PROBLEM:
Find the lines that hold the word "Sequence" and return them.
****************************************
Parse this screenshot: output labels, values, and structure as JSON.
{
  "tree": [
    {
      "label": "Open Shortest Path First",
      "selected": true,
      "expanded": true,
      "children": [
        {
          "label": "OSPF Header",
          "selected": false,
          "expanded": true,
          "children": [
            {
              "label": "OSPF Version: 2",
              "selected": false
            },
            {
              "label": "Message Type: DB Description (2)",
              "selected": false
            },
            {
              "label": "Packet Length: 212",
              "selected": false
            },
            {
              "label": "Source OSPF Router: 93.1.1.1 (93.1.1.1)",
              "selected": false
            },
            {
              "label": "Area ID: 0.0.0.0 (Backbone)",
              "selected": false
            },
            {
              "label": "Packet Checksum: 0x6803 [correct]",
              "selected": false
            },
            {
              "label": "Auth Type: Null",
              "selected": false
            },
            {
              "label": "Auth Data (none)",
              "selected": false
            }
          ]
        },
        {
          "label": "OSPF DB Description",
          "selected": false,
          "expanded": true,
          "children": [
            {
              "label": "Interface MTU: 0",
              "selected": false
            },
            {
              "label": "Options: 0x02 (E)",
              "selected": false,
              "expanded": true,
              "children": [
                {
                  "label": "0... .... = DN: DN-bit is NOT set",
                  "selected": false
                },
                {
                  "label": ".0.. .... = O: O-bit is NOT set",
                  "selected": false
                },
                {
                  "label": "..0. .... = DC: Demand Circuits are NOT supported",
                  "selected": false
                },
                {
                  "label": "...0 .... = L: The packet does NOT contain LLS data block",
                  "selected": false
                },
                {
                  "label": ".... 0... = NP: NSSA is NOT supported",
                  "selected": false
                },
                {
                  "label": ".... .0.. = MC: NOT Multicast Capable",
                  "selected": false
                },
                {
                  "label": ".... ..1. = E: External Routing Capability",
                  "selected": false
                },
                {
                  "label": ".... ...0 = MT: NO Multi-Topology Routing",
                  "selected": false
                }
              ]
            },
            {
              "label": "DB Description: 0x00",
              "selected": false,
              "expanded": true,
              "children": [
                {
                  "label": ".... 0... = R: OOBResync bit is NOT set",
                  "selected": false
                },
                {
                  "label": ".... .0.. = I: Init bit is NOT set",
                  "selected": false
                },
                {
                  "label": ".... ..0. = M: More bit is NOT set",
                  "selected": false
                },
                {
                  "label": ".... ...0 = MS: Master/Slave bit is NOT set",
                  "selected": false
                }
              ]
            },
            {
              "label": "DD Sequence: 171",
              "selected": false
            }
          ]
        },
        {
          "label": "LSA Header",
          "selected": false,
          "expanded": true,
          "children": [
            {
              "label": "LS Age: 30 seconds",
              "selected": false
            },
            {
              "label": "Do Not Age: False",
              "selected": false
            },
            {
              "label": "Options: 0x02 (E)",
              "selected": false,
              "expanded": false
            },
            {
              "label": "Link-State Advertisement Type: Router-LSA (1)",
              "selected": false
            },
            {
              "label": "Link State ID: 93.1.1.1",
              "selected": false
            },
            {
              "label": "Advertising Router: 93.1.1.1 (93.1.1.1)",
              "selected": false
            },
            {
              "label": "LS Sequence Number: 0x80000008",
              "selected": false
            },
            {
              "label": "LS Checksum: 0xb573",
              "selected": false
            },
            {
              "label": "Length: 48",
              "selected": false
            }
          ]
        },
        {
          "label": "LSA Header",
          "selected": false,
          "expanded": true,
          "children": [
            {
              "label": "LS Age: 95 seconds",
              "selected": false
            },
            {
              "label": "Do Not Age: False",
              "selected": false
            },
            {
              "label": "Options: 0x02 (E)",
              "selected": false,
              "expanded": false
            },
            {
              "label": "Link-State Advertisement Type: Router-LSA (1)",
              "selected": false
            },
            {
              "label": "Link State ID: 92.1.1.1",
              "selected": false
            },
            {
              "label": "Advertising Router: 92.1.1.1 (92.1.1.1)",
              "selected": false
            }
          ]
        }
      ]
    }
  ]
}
****************************************
RESPONSE:
              "label": "DD Sequence: 171",
              "label": "LS Sequence Number: 0x80000008",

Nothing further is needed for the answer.